WORK REQUIRED
Search the data for the string "pass" and extract every line where it appears.

SUPPLIED RECORDS
__________________________________________________

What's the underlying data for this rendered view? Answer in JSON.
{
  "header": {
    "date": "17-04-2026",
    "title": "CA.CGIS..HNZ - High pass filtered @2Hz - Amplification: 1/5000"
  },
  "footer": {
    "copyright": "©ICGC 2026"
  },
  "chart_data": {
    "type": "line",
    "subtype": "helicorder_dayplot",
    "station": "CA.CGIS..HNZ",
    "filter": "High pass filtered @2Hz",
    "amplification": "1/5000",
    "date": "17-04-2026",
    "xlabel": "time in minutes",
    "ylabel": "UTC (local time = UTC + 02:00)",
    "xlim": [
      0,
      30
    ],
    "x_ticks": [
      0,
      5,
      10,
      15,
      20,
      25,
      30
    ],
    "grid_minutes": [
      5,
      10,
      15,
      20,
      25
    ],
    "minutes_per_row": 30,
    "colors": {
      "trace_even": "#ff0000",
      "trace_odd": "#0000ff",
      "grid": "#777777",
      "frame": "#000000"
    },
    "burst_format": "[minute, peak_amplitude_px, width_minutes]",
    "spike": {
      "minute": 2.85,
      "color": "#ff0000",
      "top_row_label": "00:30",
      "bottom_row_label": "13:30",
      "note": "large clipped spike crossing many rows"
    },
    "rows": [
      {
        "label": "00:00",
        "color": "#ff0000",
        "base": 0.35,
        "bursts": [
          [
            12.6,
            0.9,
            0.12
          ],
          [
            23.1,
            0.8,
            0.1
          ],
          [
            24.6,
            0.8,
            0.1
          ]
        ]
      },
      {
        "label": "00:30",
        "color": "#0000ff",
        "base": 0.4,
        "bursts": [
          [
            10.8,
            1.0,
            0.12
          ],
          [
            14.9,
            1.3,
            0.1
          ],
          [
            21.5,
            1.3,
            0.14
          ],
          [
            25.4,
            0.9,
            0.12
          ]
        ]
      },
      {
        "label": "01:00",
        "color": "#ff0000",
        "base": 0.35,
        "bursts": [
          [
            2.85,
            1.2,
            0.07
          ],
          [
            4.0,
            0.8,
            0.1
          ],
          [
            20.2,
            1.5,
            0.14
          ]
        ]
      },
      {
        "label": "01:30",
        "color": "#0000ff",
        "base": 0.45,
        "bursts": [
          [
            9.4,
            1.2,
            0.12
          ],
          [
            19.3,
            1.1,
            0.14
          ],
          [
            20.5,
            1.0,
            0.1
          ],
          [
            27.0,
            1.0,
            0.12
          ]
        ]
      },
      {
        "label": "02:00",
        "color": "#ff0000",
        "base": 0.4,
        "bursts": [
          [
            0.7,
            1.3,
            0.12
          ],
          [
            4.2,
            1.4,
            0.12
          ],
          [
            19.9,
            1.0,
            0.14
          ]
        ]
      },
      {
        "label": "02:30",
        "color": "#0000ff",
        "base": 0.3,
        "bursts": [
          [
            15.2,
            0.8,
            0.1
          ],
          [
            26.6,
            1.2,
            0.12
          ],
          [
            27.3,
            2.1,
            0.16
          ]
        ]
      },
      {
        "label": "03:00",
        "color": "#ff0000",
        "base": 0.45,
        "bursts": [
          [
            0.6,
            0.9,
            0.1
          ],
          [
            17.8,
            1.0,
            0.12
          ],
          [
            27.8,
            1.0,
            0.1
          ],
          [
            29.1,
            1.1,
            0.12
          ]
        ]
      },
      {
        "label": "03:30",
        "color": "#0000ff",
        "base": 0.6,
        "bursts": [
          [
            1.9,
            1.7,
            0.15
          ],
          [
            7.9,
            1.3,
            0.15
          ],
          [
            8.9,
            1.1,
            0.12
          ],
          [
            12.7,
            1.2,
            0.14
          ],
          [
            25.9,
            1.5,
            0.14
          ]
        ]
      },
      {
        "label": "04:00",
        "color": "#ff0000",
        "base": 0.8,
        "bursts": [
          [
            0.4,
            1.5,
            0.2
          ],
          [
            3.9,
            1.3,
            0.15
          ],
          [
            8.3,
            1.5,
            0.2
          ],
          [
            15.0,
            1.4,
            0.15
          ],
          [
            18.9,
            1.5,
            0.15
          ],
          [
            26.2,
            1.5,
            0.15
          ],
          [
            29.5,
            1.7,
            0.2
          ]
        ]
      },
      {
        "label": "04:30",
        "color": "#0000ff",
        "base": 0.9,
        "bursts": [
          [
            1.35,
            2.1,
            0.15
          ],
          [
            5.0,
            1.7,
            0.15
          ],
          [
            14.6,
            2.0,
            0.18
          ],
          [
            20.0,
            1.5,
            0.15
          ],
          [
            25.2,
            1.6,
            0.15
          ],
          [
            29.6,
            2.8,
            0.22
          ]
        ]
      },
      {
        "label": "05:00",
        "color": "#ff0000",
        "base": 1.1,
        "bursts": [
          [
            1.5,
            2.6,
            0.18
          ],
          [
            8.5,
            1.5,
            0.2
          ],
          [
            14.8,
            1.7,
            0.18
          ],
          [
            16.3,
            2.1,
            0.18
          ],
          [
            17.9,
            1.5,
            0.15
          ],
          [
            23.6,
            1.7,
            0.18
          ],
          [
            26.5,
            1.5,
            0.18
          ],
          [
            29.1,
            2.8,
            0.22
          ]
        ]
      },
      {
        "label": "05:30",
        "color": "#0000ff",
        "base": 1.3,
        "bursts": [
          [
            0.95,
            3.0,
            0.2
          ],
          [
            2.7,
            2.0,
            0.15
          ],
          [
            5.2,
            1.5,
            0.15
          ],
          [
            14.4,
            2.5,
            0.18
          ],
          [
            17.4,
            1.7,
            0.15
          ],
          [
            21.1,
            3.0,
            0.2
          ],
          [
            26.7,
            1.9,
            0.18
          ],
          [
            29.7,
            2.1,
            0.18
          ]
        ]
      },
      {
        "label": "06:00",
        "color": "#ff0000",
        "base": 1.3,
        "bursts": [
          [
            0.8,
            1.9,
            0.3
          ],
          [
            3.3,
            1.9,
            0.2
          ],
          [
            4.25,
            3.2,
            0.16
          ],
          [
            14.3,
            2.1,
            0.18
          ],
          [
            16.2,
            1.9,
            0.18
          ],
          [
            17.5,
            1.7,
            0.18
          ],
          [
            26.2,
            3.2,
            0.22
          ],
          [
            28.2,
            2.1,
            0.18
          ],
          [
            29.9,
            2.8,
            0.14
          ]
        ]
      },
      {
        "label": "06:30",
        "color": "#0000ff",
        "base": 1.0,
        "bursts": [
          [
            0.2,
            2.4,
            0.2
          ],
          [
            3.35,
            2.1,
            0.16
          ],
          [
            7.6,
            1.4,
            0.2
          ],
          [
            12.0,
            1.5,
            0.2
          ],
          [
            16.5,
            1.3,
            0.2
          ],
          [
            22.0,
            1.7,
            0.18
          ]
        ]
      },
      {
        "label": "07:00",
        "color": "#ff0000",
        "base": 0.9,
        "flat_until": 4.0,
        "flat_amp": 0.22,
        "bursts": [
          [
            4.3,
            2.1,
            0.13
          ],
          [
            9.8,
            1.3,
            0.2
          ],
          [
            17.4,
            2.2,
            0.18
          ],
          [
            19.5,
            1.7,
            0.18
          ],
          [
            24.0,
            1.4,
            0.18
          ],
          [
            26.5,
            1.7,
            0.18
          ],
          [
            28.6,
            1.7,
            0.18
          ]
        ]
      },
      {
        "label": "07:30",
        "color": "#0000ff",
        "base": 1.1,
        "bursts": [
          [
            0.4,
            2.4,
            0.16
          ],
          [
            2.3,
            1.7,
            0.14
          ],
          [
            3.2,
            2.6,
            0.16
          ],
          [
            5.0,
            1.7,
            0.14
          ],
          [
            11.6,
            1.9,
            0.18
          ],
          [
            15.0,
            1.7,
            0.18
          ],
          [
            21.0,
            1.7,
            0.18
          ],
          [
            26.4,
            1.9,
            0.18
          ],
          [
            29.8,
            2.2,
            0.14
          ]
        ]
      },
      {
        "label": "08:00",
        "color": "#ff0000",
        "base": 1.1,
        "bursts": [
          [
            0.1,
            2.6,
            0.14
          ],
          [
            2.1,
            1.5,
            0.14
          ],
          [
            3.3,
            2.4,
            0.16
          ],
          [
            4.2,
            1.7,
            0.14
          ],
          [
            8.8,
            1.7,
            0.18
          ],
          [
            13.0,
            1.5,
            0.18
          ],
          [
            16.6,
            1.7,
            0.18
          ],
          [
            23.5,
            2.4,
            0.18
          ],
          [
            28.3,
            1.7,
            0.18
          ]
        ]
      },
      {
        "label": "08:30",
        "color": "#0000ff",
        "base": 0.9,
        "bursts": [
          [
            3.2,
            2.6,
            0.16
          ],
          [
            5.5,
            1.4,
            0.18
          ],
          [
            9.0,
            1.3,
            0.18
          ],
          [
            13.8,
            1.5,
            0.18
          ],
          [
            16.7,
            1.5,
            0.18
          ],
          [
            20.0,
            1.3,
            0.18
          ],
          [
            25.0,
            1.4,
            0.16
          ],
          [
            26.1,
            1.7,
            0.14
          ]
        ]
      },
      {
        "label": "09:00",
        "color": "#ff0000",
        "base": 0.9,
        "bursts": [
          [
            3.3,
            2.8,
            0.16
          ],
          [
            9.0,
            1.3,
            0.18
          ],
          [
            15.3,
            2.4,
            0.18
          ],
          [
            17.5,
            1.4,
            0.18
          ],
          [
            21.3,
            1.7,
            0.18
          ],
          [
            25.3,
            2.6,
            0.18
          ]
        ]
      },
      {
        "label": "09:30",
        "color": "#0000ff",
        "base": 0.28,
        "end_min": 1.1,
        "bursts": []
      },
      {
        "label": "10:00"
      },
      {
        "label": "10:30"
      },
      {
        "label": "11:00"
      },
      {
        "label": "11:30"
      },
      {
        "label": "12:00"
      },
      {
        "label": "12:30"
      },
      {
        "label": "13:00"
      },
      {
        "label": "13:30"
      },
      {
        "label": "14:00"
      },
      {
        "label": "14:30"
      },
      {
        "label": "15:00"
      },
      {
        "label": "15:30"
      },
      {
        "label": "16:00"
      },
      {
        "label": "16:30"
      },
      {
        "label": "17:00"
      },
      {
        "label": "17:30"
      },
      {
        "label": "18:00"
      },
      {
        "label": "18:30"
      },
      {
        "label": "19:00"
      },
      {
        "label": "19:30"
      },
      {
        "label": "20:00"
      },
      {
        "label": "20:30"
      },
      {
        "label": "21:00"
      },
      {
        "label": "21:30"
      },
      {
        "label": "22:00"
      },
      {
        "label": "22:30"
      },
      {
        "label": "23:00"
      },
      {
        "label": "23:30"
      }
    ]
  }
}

__________________________________________________

WRITTEN RESPONSE
    "title": "CA.CGIS..HNZ - High pass filtered @2Hz - Amplification: 1/5000"
    "filter": "High pass filtered @2Hz",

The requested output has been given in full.